_EXERCISE INSTRUCTIONS_
Without the images, write out all of the following entries exactly.

_DATA IN THIS EXERCISE_
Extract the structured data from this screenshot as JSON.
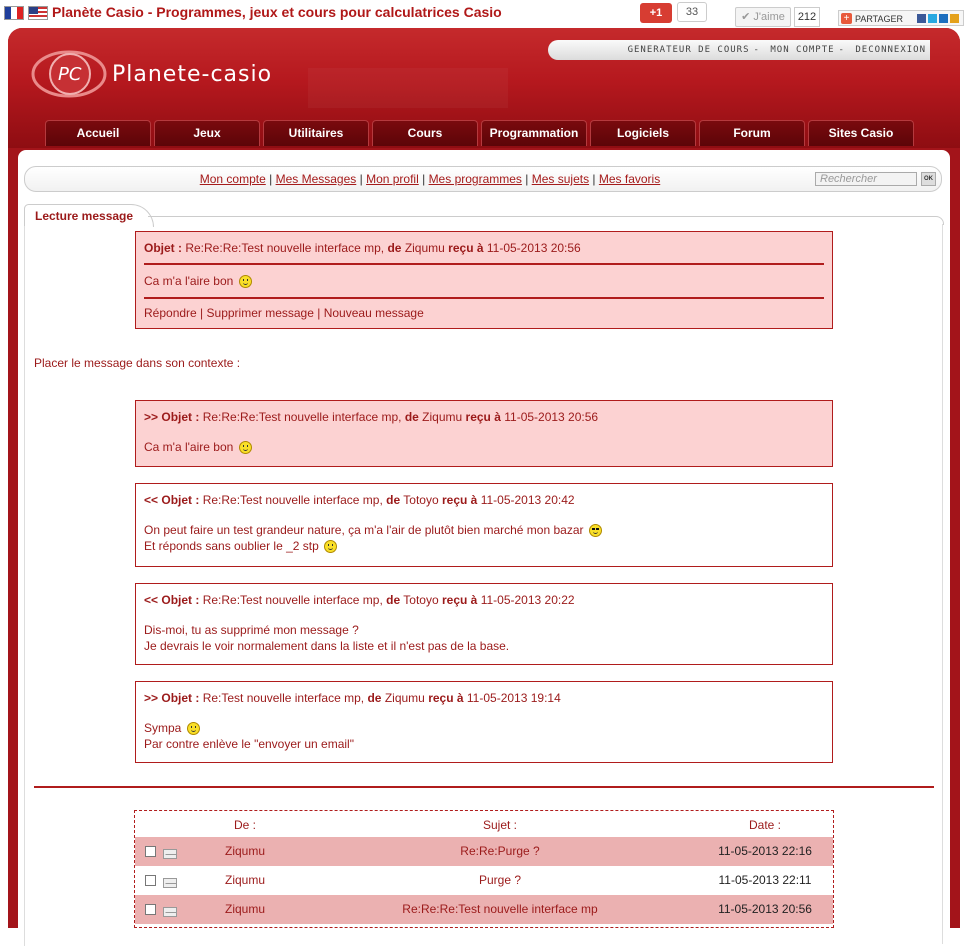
{
  "browser": {
    "title": "Planète Casio - Programmes, jeux et cours pour calculatrices Casio"
  },
  "social": {
    "gplus_label": "+1",
    "gplus_count": "33",
    "like_label": "J'aime",
    "like_count": "212",
    "share_label": "PARTAGER"
  },
  "header": {
    "logo_text": "Planete-casio",
    "top_links": [
      "GENERATEUR DE COURS",
      "MON COMPTE",
      "DECONNEXION"
    ]
  },
  "nav": [
    "Accueil",
    "Jeux",
    "Utilitaires",
    "Cours",
    "Programmation",
    "Logiciels",
    "Forum",
    "Sites Casio"
  ],
  "subnav": {
    "links": [
      "Mon compte",
      "Mes Messages",
      "Mon profil",
      "Mes programmes",
      "Mes sujets",
      "Mes favoris"
    ],
    "search_placeholder": "Rechercher",
    "search_button": "OK"
  },
  "section_title": "Lecture message",
  "current_message": {
    "subject_label": "Objet :",
    "subject": "Re:Re:Re:Test nouvelle interface mp,",
    "from_label": "de",
    "from": "Ziqumu",
    "received_label": "reçu à",
    "date": "11-05-2013 20:56",
    "body": "Ca m'a l'aire bon",
    "actions": [
      "Répondre",
      "Supprimer message",
      "Nouveau message"
    ]
  },
  "context_label": "Placer le message dans son contexte :",
  "thread": [
    {
      "dir": ">>",
      "subject": "Re:Re:Re:Test nouvelle interface mp,",
      "from": "Ziqumu",
      "date": "11-05-2013 20:56",
      "lines": [
        "Ca m'a l'aire bon"
      ],
      "smileys": [
        "smile"
      ],
      "highlight": true
    },
    {
      "dir": "<<",
      "subject": "Re:Re:Test nouvelle interface mp,",
      "from": "Totoyo",
      "date": "11-05-2013 20:42",
      "lines": [
        "On peut faire un test grandeur nature, ça m'a l'air de plutôt bien marché mon bazar",
        "Et réponds sans oublier le _2 stp"
      ],
      "smileys": [
        "cool",
        "smile"
      ],
      "highlight": false
    },
    {
      "dir": "<<",
      "subject": "Re:Re:Test nouvelle interface mp,",
      "from": "Totoyo",
      "date": "11-05-2013 20:22",
      "lines": [
        "Dis-moi, tu as supprimé mon message ?",
        "Je devrais le voir normalement dans la liste et il n'est pas de la base."
      ],
      "smileys": [],
      "highlight": false
    },
    {
      "dir": ">>",
      "subject": "Re:Test nouvelle interface mp,",
      "from": "Ziqumu",
      "date": "11-05-2013 19:14",
      "lines": [
        "Sympa",
        "Par contre enlève le \"envoyer un email\""
      ],
      "smileys": [
        "smile"
      ],
      "highlight": false
    }
  ],
  "table": {
    "headers": {
      "from": "De :",
      "subject": "Sujet :",
      "date": "Date :"
    },
    "rows": [
      {
        "from": "Ziqumu",
        "subject": "Re:Re:Purge ?",
        "date": "11-05-2013 22:16"
      },
      {
        "from": "Ziqumu",
        "subject": "Purge ?",
        "date": "11-05-2013 22:11"
      },
      {
        "from": "Ziqumu",
        "subject": "Re:Re:Re:Test nouvelle interface mp",
        "date": "11-05-2013 20:56"
      }
    ]
  },
  "colors": {
    "brand_red": "#a3141a",
    "text_red": "#9b1a1a",
    "pink_bg": "#fcd2d2",
    "row_alt": "#ebb1b1"
  }
}
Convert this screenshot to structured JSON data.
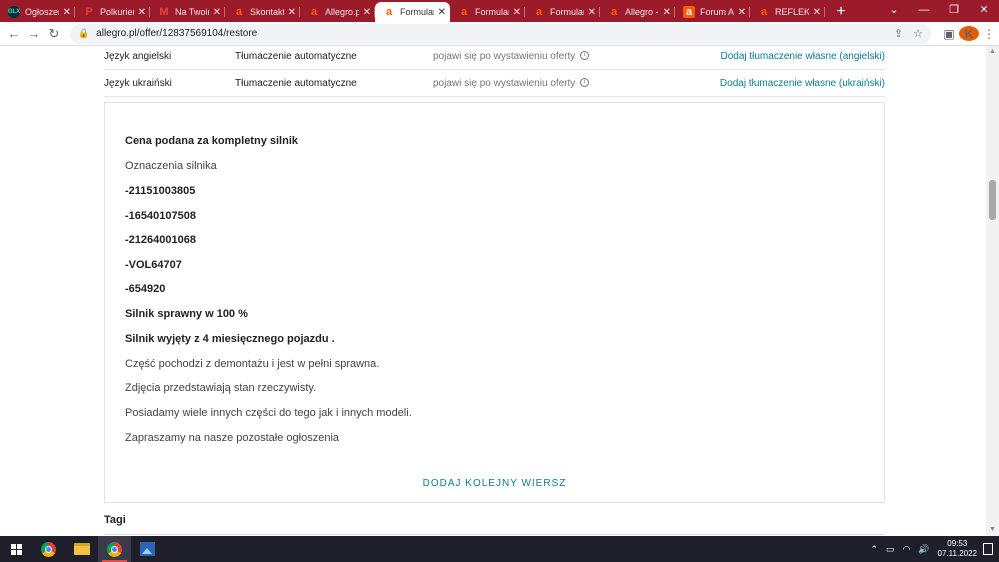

_FINAL RESULT_
Extract the structured data from this screenshot as JSON.
{
  "browser": {
    "title": "Planète Casio - Programmes, jeux et cours pour calculatrices Casio"
  },
  "social": {
    "gplus_label": "+1",
    "gplus_count": "33",
    "like_label": "J'aime",
    "like_count": "212",
    "share_label": "PARTAGER"
  },
  "header": {
    "logo_text": "Planete-casio",
    "top_links": [
      "GENERATEUR DE COURS",
      "MON COMPTE",
      "DECONNEXION"
    ]
  },
  "nav": [
    "Accueil",
    "Jeux",
    "Utilitaires",
    "Cours",
    "Programmation",
    "Logiciels",
    "Forum",
    "Sites Casio"
  ],
  "subnav": {
    "links": [
      "Mon compte",
      "Mes Messages",
      "Mon profil",
      "Mes programmes",
      "Mes sujets",
      "Mes favoris"
    ],
    "search_placeholder": "Rechercher",
    "search_button": "OK"
  },
  "section_title": "Lecture message",
  "current_message": {
    "subject_label": "Objet :",
    "subject": "Re:Re:Re:Test nouvelle interface mp,",
    "from_label": "de",
    "from": "Ziqumu",
    "received_label": "reçu à",
    "date": "11-05-2013 20:56",
    "body": "Ca m'a l'aire bon",
    "actions": [
      "Répondre",
      "Supprimer message",
      "Nouveau message"
    ]
  },
  "context_label": "Placer le message dans son contexte :",
  "thread": [
    {
      "dir": ">>",
      "subject": "Re:Re:Re:Test nouvelle interface mp,",
      "from": "Ziqumu",
      "date": "11-05-2013 20:56",
      "lines": [
        "Ca m'a l'aire bon"
      ],
      "smileys": [
        "smile"
      ],
      "highlight": true
    },
    {
      "dir": "<<",
      "subject": "Re:Re:Test nouvelle interface mp,",
      "from": "Totoyo",
      "date": "11-05-2013 20:42",
      "lines": [
        "On peut faire un test grandeur nature, ça m'a l'air de plutôt bien marché mon bazar",
        "Et réponds sans oublier le _2 stp"
      ],
      "smileys": [
        "cool",
        "smile"
      ],
      "highlight": false
    },
    {
      "dir": "<<",
      "subject": "Re:Re:Test nouvelle interface mp,",
      "from": "Totoyo",
      "date": "11-05-2013 20:22",
      "lines": [
        "Dis-moi, tu as supprimé mon message ?",
        "Je devrais le voir normalement dans la liste et il n'est pas de la base."
      ],
      "smileys": [],
      "highlight": false
    },
    {
      "dir": ">>",
      "subject": "Re:Test nouvelle interface mp,",
      "from": "Ziqumu",
      "date": "11-05-2013 19:14",
      "lines": [
        "Sympa",
        "Par contre enlève le \"envoyer un email\""
      ],
      "smileys": [
        "smile"
      ],
      "highlight": false
    }
  ],
  "table": {
    "headers": {
      "from": "De :",
      "subject": "Sujet :",
      "date": "Date :"
    },
    "rows": [
      {
        "from": "Ziqumu",
        "subject": "Re:Re:Purge ?",
        "date": "11-05-2013 22:16"
      },
      {
        "from": "Ziqumu",
        "subject": "Purge ?",
        "date": "11-05-2013 22:11"
      },
      {
        "from": "Ziqumu",
        "subject": "Re:Re:Re:Test nouvelle interface mp",
        "date": "11-05-2013 20:56"
      }
    ]
  },
  "colors": {
    "brand_red": "#a3141a",
    "text_red": "#9b1a1a",
    "pink_bg": "#fcd2d2",
    "row_alt": "#ebb1b1"
  }
}
Convert this screenshot to structured JSON data.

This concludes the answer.